## [Aim of the exercise]
In the material below, identify each line bearing the word "JSON". Reproduce those lines.

## [Records for this exercise]
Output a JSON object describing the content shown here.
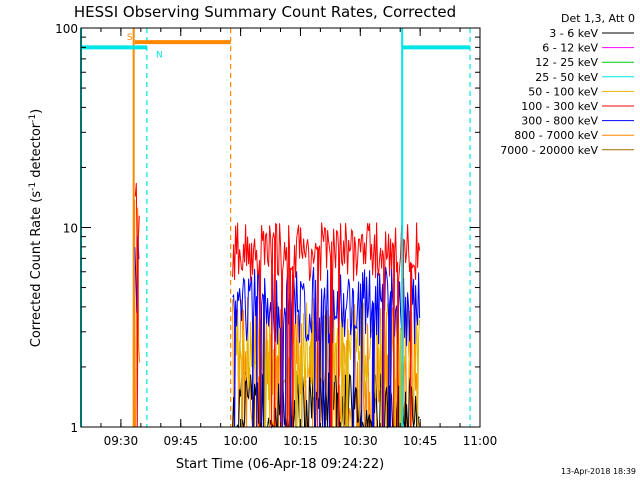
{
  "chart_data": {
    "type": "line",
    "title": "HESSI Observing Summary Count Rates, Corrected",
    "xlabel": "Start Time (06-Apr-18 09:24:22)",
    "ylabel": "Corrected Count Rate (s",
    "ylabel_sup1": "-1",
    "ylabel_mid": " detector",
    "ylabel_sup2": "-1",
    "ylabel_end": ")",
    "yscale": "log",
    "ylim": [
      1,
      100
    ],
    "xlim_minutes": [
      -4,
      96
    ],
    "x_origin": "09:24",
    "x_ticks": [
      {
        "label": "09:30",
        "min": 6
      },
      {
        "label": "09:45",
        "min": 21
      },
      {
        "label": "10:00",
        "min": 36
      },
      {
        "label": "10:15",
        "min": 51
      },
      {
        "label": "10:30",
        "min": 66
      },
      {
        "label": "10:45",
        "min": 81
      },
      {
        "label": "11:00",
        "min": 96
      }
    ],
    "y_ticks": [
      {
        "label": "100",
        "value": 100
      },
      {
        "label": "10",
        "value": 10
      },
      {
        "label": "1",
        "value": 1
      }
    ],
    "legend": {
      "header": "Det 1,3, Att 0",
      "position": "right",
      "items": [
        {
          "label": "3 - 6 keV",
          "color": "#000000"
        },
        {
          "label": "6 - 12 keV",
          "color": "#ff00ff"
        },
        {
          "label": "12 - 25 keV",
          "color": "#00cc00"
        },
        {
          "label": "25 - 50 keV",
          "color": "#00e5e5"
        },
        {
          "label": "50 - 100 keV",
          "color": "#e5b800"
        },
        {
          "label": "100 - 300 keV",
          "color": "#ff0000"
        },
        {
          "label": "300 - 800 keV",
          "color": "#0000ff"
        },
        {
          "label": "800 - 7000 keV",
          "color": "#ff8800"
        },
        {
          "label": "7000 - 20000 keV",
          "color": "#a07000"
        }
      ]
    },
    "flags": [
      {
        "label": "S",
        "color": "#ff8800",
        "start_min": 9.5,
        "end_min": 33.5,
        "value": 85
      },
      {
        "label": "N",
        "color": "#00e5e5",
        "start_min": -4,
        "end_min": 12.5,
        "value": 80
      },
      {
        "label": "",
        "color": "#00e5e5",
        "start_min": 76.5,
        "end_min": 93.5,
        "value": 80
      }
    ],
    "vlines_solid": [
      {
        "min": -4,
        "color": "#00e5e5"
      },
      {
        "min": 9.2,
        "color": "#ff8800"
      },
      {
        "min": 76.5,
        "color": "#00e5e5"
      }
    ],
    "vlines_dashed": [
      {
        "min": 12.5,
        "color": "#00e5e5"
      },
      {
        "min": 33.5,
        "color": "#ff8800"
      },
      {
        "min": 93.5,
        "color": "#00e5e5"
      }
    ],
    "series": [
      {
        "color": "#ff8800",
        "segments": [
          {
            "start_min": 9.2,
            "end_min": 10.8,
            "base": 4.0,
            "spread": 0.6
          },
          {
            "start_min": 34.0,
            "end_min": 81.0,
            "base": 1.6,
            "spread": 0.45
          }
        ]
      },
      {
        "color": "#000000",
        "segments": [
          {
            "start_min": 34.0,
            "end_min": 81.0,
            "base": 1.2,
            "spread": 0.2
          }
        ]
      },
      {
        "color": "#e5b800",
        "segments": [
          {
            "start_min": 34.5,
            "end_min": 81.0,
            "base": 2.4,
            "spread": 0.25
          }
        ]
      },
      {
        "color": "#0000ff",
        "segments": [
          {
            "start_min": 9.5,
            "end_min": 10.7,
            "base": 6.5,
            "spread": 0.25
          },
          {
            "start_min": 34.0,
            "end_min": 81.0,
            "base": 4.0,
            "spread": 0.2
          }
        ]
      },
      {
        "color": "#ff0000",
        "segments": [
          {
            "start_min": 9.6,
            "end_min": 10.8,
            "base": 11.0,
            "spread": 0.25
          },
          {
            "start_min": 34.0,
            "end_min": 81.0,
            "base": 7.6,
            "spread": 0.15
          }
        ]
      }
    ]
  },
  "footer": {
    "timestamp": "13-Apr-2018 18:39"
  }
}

* * *

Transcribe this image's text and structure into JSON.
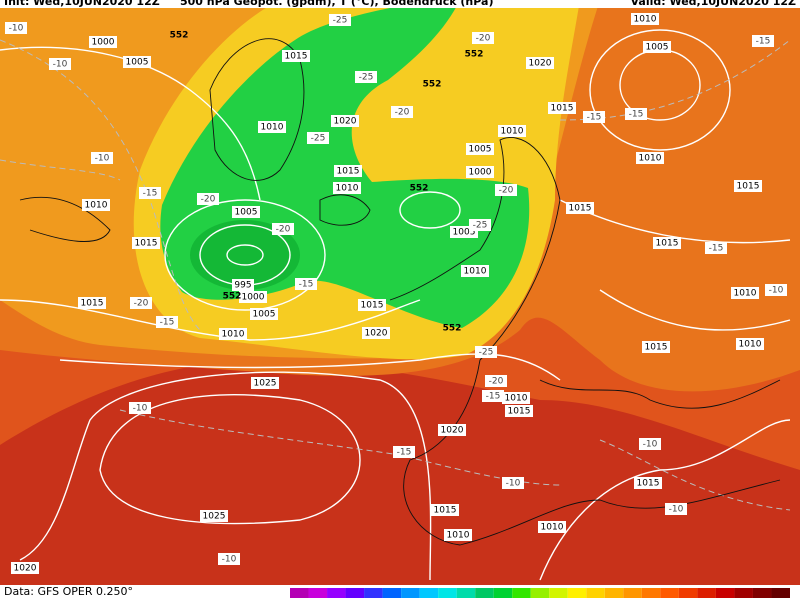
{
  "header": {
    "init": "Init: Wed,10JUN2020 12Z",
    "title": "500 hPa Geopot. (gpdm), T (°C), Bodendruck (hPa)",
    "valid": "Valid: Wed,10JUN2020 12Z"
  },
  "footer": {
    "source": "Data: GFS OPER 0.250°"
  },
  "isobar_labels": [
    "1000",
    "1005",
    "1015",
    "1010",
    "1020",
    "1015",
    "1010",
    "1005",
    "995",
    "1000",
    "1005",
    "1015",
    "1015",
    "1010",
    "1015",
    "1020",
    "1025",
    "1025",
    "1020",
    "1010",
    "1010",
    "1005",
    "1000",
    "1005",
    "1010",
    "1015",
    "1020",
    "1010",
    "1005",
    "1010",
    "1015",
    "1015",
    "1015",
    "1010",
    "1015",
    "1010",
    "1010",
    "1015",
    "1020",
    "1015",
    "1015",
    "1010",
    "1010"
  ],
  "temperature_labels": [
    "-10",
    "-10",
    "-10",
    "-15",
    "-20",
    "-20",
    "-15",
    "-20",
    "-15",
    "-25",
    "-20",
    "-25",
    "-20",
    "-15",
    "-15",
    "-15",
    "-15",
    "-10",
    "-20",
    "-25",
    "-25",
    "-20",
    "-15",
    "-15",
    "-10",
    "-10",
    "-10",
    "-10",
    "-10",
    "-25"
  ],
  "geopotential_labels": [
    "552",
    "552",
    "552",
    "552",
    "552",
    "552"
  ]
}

## [Completed task]
Output a JSON object describing the content shown here.
Transcribe this image's text and structure into JSON.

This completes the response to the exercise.